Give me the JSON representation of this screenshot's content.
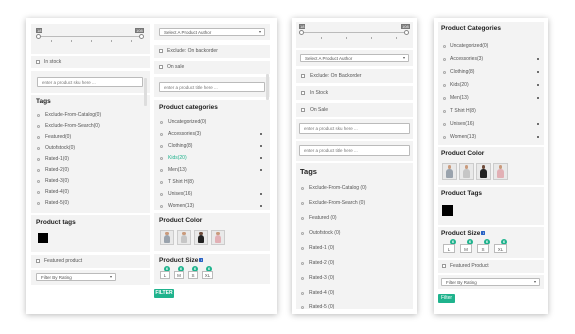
{
  "colors": {
    "accent": "#1fb38d",
    "kids_highlight": "#1fb38d",
    "tag_swatch": "#000000"
  },
  "price_slider": {
    "min_badge": "18",
    "max_badge": "108"
  },
  "panel1": {
    "left": {
      "in_stock": "In stock",
      "sku_placeholder": "enter a product sku here ...",
      "tags_heading": "Tags",
      "tags": [
        "Exclude-From-Catalog(0)",
        "Exclude-From-Search(0)",
        "Featured(0)",
        "Outofstock(0)",
        "Rated-1(0)",
        "Rated-2(0)",
        "Rated-3(0)",
        "Rated-4(0)",
        "Rated-5(0)"
      ],
      "product_tags_heading": "Product tags",
      "featured_product": "Featured product",
      "filter_by_rating": "Filter By Rating"
    },
    "right": {
      "author_select": "Select A Product Author",
      "exclude_backorder": "Exclude: On backorder",
      "on_sale": "On sale",
      "title_placeholder": "enter a product title here ...",
      "categories_heading": "Product categories",
      "categories": [
        "Uncategorized(0)",
        "Accessories(3)",
        "Clothing(8)",
        "Kids(20)",
        "Men(13)",
        "T Shirt H(8)",
        "Unisex(16)",
        "Women(13)"
      ],
      "color_heading": "Product Color",
      "size_heading": "Product Size",
      "sizes": [
        "L",
        "M",
        "S",
        "XL"
      ],
      "size_counts": [
        "6",
        "6",
        "6",
        "6"
      ],
      "filter_button": "FILTER"
    }
  },
  "panel2": {
    "author_select": "Select A Product Author",
    "exclude_backorder": "Exclude: On Backorder",
    "in_stock": "In Stock",
    "on_sale": "On Sale",
    "sku_placeholder": "enter a product sku here ...",
    "title_placeholder": "enter a product title here ...",
    "tags_heading": "Tags",
    "tags": [
      "Exclude-From-Catalog (0)",
      "Exclude-From-Search (0)",
      "Featured (0)",
      "Outofstock (0)",
      "Rated-1 (0)",
      "Rated-2 (0)",
      "Rated-3 (0)",
      "Rated-4 (0)",
      "Rated-5 (0)"
    ]
  },
  "panel3": {
    "categories_heading": "Product Categories",
    "categories": [
      "Uncategorized(0)",
      "Accessories(3)",
      "Clothing(8)",
      "Kids(20)",
      "Men(13)",
      "T Shirt H(8)",
      "Unisex(16)",
      "Women(13)"
    ],
    "color_heading": "Product Color",
    "tags_heading": "Product Tags",
    "size_heading": "Product Size",
    "sizes": [
      "L",
      "M",
      "S",
      "XL"
    ],
    "size_counts": [
      "6",
      "6",
      "6",
      "6"
    ],
    "featured_product": "Featured Product",
    "filter_by_rating": "Filter By Rating",
    "filter_button": "Filter"
  }
}
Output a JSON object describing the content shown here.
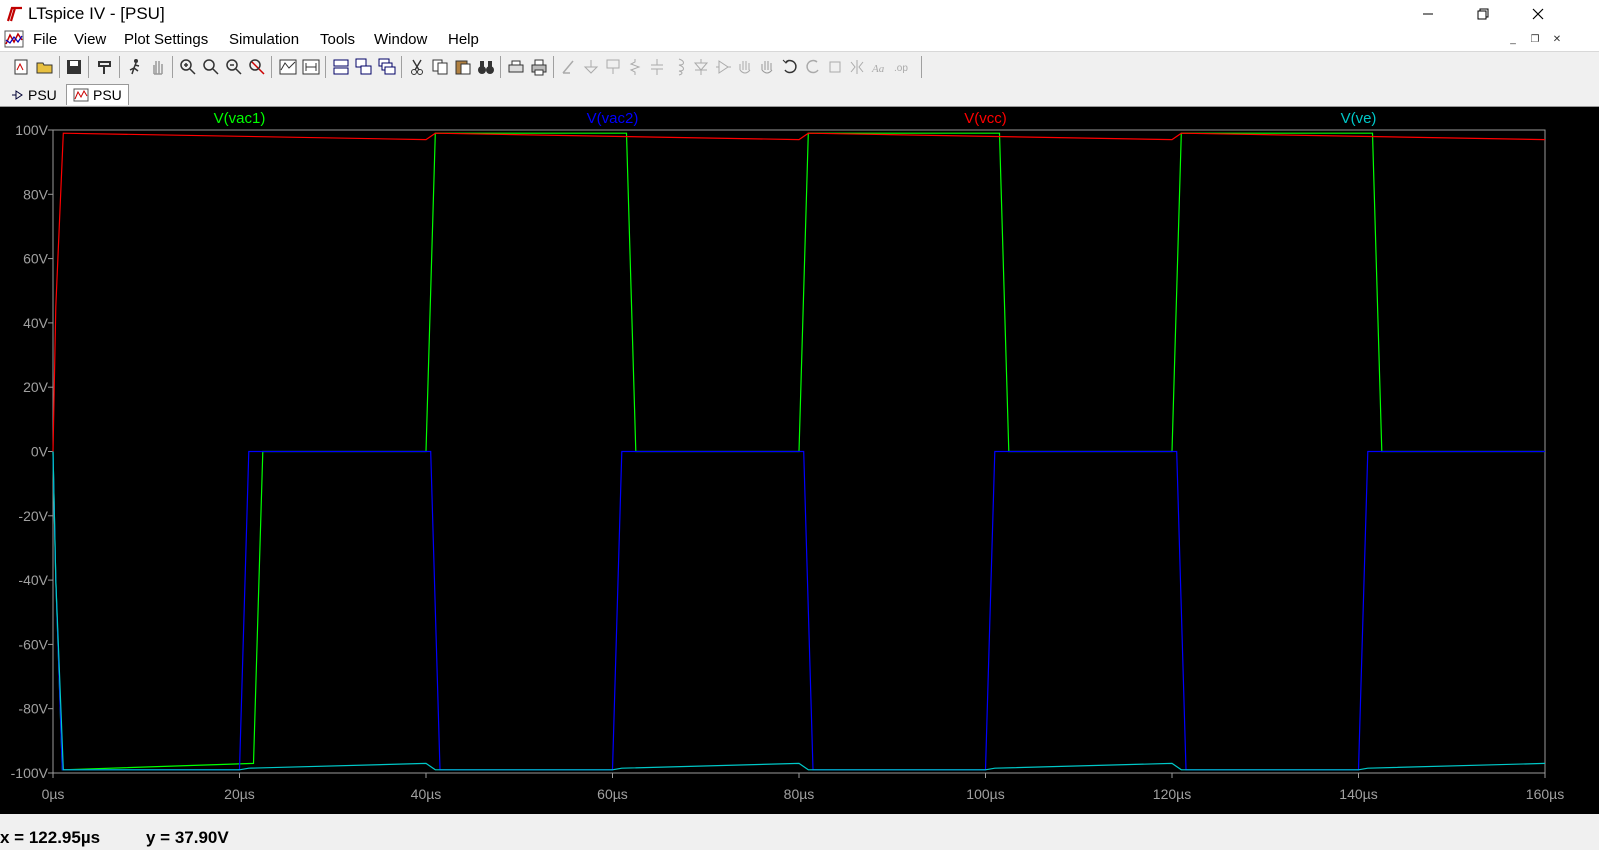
{
  "window": {
    "title": "LTspice IV - [PSU]"
  },
  "menu": [
    {
      "id": "file",
      "label": "File"
    },
    {
      "id": "view",
      "label": "View"
    },
    {
      "id": "plot-settings",
      "label": "Plot Settings"
    },
    {
      "id": "simulation",
      "label": "Simulation"
    },
    {
      "id": "tools",
      "label": "Tools"
    },
    {
      "id": "window",
      "label": "Window"
    },
    {
      "id": "help",
      "label": "Help"
    }
  ],
  "tabs": [
    {
      "id": "schematic",
      "label": "PSU",
      "icon": "schematic-icon"
    },
    {
      "id": "waveform",
      "label": "PSU",
      "icon": "waveform-icon",
      "active": true
    }
  ],
  "status": {
    "x_readout": "x = 122.95µs",
    "y_readout": "y = 37.90V"
  },
  "chart_data": {
    "type": "line",
    "background": "#000000",
    "x_unit": "µs",
    "y_unit": "V",
    "xlim": [
      0,
      160
    ],
    "ylim": [
      -100,
      100
    ],
    "x_ticks": [
      0,
      20,
      40,
      60,
      80,
      100,
      120,
      140,
      160
    ],
    "y_ticks": [
      100,
      80,
      60,
      40,
      20,
      0,
      -20,
      -40,
      -60,
      -80,
      -100
    ],
    "x_tick_labels": [
      "0µs",
      "20µs",
      "40µs",
      "60µs",
      "80µs",
      "100µs",
      "120µs",
      "140µs",
      "160µs"
    ],
    "y_tick_labels": [
      "100V",
      "80V",
      "60V",
      "40V",
      "20V",
      "0V",
      "-20V",
      "-40V",
      "-60V",
      "-80V",
      "-100V"
    ],
    "grid": false,
    "legend_position": "top",
    "series": [
      {
        "name": "V(vac1)",
        "color": "#00ff00",
        "x": [
          0,
          0.3,
          1,
          21.5,
          22.5,
          40,
          41,
          61.5,
          62.5,
          80,
          81,
          101.5,
          102.5,
          120,
          121,
          141.5,
          142.5,
          160
        ],
        "y": [
          0,
          -40,
          -99,
          -97,
          0,
          0,
          99,
          99,
          0,
          0,
          99,
          99,
          0,
          0,
          99,
          99,
          0,
          0
        ]
      },
      {
        "name": "V(vac2)",
        "color": "#0000ff",
        "x": [
          0,
          0.3,
          1,
          20,
          21,
          40.5,
          41.5,
          60,
          61,
          80.5,
          81.5,
          100,
          101,
          120.5,
          121.5,
          140,
          141,
          160
        ],
        "y": [
          0,
          -40,
          -99,
          -99,
          0,
          0,
          -99,
          -99,
          0,
          0,
          -99,
          -99,
          0,
          0,
          -99,
          -99,
          0,
          0
        ]
      },
      {
        "name": "V(vcc)",
        "color": "#ff0000",
        "x": [
          0,
          0.3,
          1.1,
          40,
          41,
          80,
          81,
          120,
          121,
          160
        ],
        "y": [
          0,
          45,
          99,
          97,
          99,
          97,
          99,
          97,
          99,
          97
        ]
      },
      {
        "name": "V(ve)",
        "color": "#00c8c8",
        "x": [
          0,
          0.3,
          1.1,
          20,
          21,
          40,
          41,
          60,
          61,
          80,
          81,
          100,
          101,
          120,
          121,
          140,
          141,
          160
        ],
        "y": [
          0,
          -40,
          -99,
          -99,
          -98.5,
          -97,
          -99,
          -99,
          -98.5,
          -97,
          -99,
          -99,
          -98.5,
          -97,
          -99,
          -99,
          -98.5,
          -97
        ]
      }
    ]
  }
}
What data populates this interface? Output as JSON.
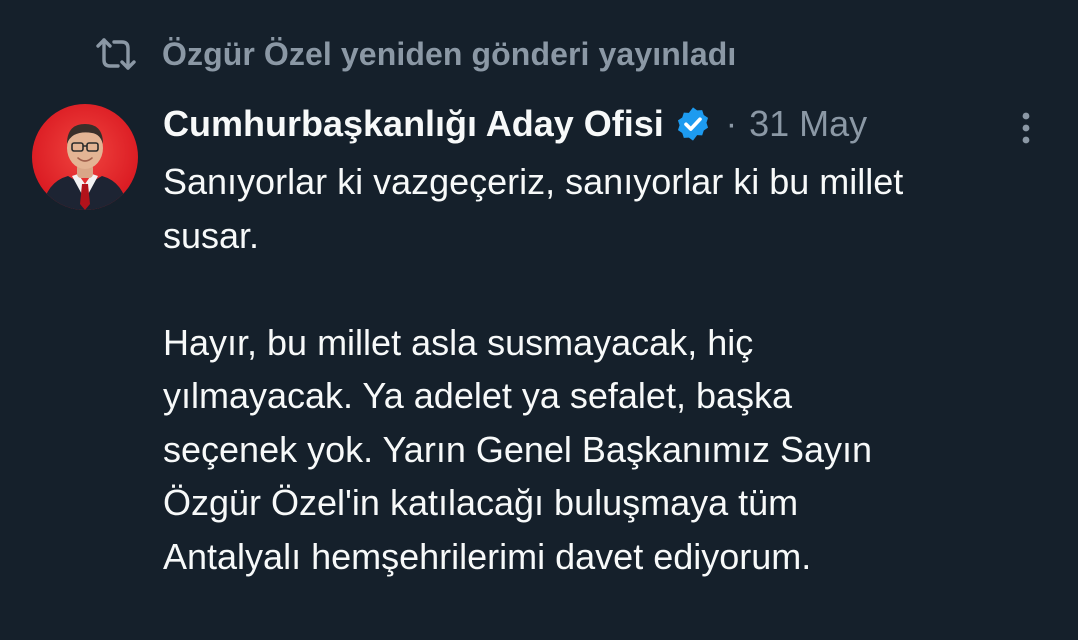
{
  "repost": {
    "icon": "repost-icon",
    "text": "Özgür Özel yeniden gönderi yayınladı"
  },
  "author": {
    "display_name": "Cumhurbaşkanlığı Aday Ofisi",
    "verified_icon": "verified-badge-icon",
    "separator": "·",
    "date": "31 May"
  },
  "tweet": {
    "lines": [
      "Sanıyorlar ki vazgeçeriz, sanıyorlar ki bu millet",
      "susar.",
      "",
      "Hayır, bu millet asla susmayacak, hiç",
      "yılmayacak. Ya adelet ya sefalet, başka",
      "seçenek yok. Yarın Genel Başkanımız Sayın",
      "Özgür Özel'in katılacağı buluşmaya tüm",
      "Antalyalı hemşehrilerimi davet ediyorum."
    ]
  },
  "colors": {
    "background": "#15202b",
    "text_primary": "#f7f9f9",
    "text_secondary": "#8b98a5",
    "verified_blue": "#1d9bf0",
    "avatar_red": "#e5212a"
  }
}
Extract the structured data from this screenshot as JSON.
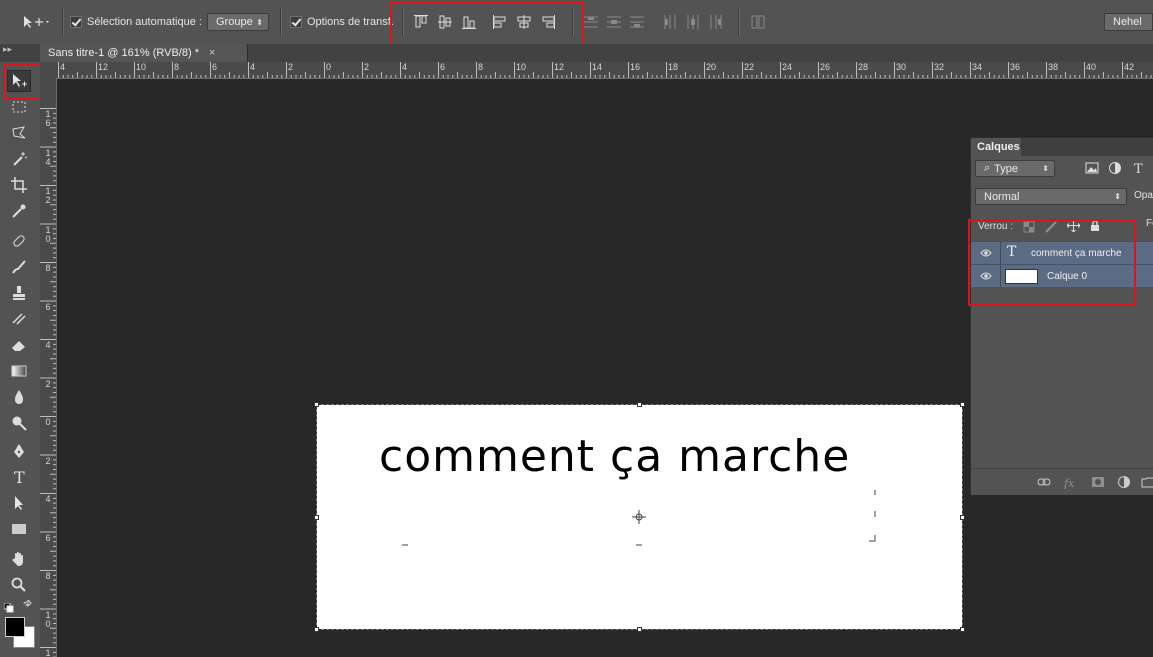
{
  "options_bar": {
    "auto_select_label": "Sélection automatique :",
    "auto_select_value": "Groupe",
    "transform_label": "Options de transf.",
    "workspace": "Nehel"
  },
  "document": {
    "tab_title": "Sans titre-1 @ 161% (RVB/8) *",
    "close": "×"
  },
  "ruler_top": [
    "4",
    "12",
    "10",
    "8",
    "6",
    "4",
    "2",
    "0",
    "2",
    "4",
    "6",
    "8",
    "10",
    "12",
    "14",
    "16",
    "18",
    "20",
    "22",
    "24",
    "26",
    "28",
    "30",
    "32",
    "34",
    "36",
    "38",
    "40",
    "42"
  ],
  "ruler_left": [
    "1\n6",
    "1\n4",
    "1\n2",
    "1\n0",
    "8",
    "6",
    "4",
    "2",
    "0",
    "2",
    "4",
    "6",
    "8",
    "1\n0",
    "1\n2"
  ],
  "canvas": {
    "text": "comment ça marche"
  },
  "layers_panel": {
    "title": "Calques",
    "filter_type": "Type",
    "blend_mode": "Normal",
    "opacity_label": "Opa",
    "lock_label": "Verrou :",
    "fill_label": "Fo",
    "layers": [
      {
        "name": "comment ça marche",
        "kind": "text"
      },
      {
        "name": "Calque 0",
        "kind": "pixel"
      }
    ]
  },
  "colors": {
    "highlight": "#d8161b",
    "selected_layer": "#5b6b83"
  }
}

Aim of the task >> Gather all lines of the records that include the word "icon".

The output >>
      "icon": "schematic-icon"
      "icon": "waveform-icon",
    "icon": "repost-icon",
    "verified_icon": "verified-badge-icon",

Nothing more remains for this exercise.